START Material

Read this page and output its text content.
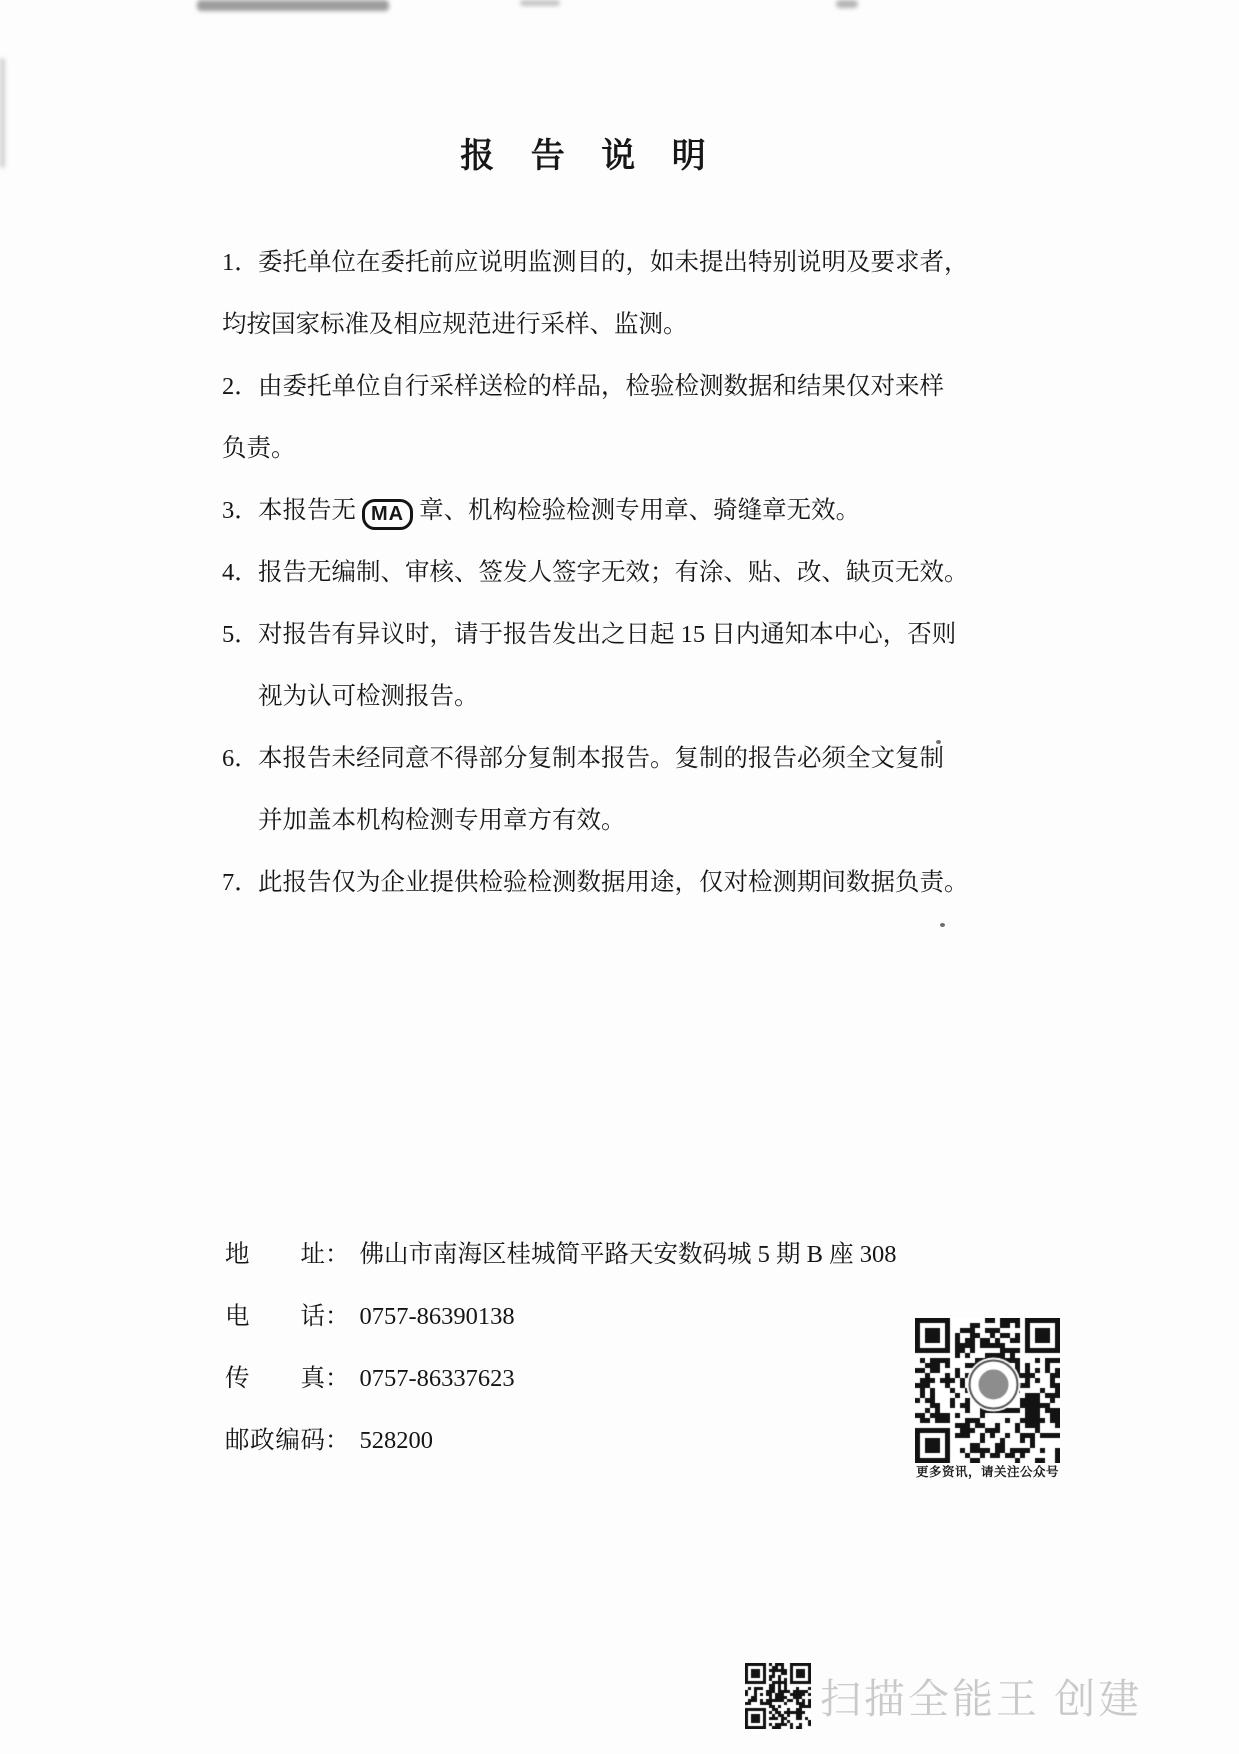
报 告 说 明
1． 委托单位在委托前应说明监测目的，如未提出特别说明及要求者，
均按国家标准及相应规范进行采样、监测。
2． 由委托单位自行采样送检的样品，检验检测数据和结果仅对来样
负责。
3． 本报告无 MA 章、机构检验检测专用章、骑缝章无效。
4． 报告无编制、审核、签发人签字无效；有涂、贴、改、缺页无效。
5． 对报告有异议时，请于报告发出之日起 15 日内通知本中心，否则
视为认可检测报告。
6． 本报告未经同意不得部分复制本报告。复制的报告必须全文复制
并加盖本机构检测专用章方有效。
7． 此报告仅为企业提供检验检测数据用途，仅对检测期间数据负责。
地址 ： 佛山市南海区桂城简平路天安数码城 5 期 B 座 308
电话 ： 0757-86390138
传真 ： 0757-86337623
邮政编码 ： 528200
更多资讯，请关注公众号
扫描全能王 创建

END Material

▶ _Short problem_:
Retype all of the entries exactly as written, leaving out any images.

▶ _Output for this task_:
Read this page and output its text content.
报 告 说 明
1． 委托单位在委托前应说明监测目的，如未提出特别说明及要求者，
均按国家标准及相应规范进行采样、监测。
2． 由委托单位自行采样送检的样品，检验检测数据和结果仅对来样
负责。
3． 本报告无 MA 章、机构检验检测专用章、骑缝章无效。
4． 报告无编制、审核、签发人签字无效；有涂、贴、改、缺页无效。
5． 对报告有异议时，请于报告发出之日起 15 日内通知本中心，否则
视为认可检测报告。
6． 本报告未经同意不得部分复制本报告。复制的报告必须全文复制
并加盖本机构检测专用章方有效。
7． 此报告仅为企业提供检验检测数据用途，仅对检测期间数据负责。
地址 ： 佛山市南海区桂城简平路天安数码城 5 期 B 座 308
电话 ： 0757-86390138
传真 ： 0757-86337623
邮政编码 ： 528200
更多资讯，请关注公众号
扫描全能王 创建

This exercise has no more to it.